Exercise directions:
Please quote the material exactly, every line of it.

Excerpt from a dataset
· · · · · · ·

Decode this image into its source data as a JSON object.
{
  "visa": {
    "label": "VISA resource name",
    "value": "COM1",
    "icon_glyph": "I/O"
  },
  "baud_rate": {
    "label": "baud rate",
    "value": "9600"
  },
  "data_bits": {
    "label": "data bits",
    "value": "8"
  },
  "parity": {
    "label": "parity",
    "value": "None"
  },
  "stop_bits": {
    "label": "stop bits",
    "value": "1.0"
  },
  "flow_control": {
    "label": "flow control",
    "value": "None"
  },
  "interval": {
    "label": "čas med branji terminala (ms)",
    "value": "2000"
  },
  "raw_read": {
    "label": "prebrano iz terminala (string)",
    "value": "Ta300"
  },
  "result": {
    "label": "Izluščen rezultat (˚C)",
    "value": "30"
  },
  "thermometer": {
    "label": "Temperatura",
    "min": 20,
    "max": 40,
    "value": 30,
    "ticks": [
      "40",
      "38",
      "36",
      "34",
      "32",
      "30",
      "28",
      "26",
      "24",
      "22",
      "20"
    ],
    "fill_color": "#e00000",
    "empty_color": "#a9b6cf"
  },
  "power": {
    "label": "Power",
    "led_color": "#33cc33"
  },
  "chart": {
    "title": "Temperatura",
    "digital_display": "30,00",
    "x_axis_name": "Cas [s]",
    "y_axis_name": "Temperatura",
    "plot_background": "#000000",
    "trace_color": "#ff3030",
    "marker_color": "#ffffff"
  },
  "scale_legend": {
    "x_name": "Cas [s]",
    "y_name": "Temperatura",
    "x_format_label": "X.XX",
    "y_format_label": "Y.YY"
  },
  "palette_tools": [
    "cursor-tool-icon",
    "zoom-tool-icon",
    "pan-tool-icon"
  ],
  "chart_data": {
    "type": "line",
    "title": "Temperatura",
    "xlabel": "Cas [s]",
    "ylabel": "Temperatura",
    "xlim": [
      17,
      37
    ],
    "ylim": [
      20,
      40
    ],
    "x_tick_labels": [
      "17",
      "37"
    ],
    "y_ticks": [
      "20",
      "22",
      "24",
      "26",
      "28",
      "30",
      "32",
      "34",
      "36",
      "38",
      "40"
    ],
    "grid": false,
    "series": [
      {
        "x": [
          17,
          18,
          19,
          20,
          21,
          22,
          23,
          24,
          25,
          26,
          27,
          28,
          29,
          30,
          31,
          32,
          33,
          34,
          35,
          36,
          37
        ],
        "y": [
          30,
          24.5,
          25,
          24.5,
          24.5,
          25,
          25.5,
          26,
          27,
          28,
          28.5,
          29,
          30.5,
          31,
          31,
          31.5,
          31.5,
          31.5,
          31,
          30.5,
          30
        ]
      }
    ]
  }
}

· · · · · · ·

Task response:
Decode this image into its source data as a JSON object.
{
  "visa": {
    "label": "VISA resource name",
    "value": "COM1",
    "icon_glyph": "I/O"
  },
  "baud_rate": {
    "label": "baud rate",
    "value": "9600"
  },
  "data_bits": {
    "label": "data bits",
    "value": "8"
  },
  "parity": {
    "label": "parity",
    "value": "None"
  },
  "stop_bits": {
    "label": "stop bits",
    "value": "1.0"
  },
  "flow_control": {
    "label": "flow control",
    "value": "None"
  },
  "interval": {
    "label": "čas med branji terminala (ms)",
    "value": "2000"
  },
  "raw_read": {
    "label": "prebrano iz terminala (string)",
    "value": "Ta300"
  },
  "result": {
    "label": "Izluščen rezultat (˚C)",
    "value": "30"
  },
  "thermometer": {
    "label": "Temperatura",
    "min": 20,
    "max": 40,
    "value": 30,
    "ticks": [
      "40",
      "38",
      "36",
      "34",
      "32",
      "30",
      "28",
      "26",
      "24",
      "22",
      "20"
    ],
    "fill_color": "#e00000",
    "empty_color": "#a9b6cf"
  },
  "power": {
    "label": "Power",
    "led_color": "#33cc33"
  },
  "chart": {
    "title": "Temperatura",
    "digital_display": "30,00",
    "x_axis_name": "Cas [s]",
    "y_axis_name": "Temperatura",
    "plot_background": "#000000",
    "trace_color": "#ff3030",
    "marker_color": "#ffffff"
  },
  "scale_legend": {
    "x_name": "Cas [s]",
    "y_name": "Temperatura",
    "x_format_label": "X.XX",
    "y_format_label": "Y.YY"
  },
  "palette_tools": [
    "cursor-tool-icon",
    "zoom-tool-icon",
    "pan-tool-icon"
  ],
  "chart_data": {
    "type": "line",
    "title": "Temperatura",
    "xlabel": "Cas [s]",
    "ylabel": "Temperatura",
    "xlim": [
      17,
      37
    ],
    "ylim": [
      20,
      40
    ],
    "x_tick_labels": [
      "17",
      "37"
    ],
    "y_ticks": [
      "20",
      "22",
      "24",
      "26",
      "28",
      "30",
      "32",
      "34",
      "36",
      "38",
      "40"
    ],
    "grid": false,
    "series": [
      {
        "x": [
          17,
          18,
          19,
          20,
          21,
          22,
          23,
          24,
          25,
          26,
          27,
          28,
          29,
          30,
          31,
          32,
          33,
          34,
          35,
          36,
          37
        ],
        "y": [
          30,
          24.5,
          25,
          24.5,
          24.5,
          25,
          25.5,
          26,
          27,
          28,
          28.5,
          29,
          30.5,
          31,
          31,
          31.5,
          31.5,
          31.5,
          31,
          30.5,
          30
        ]
      }
    ]
  }
}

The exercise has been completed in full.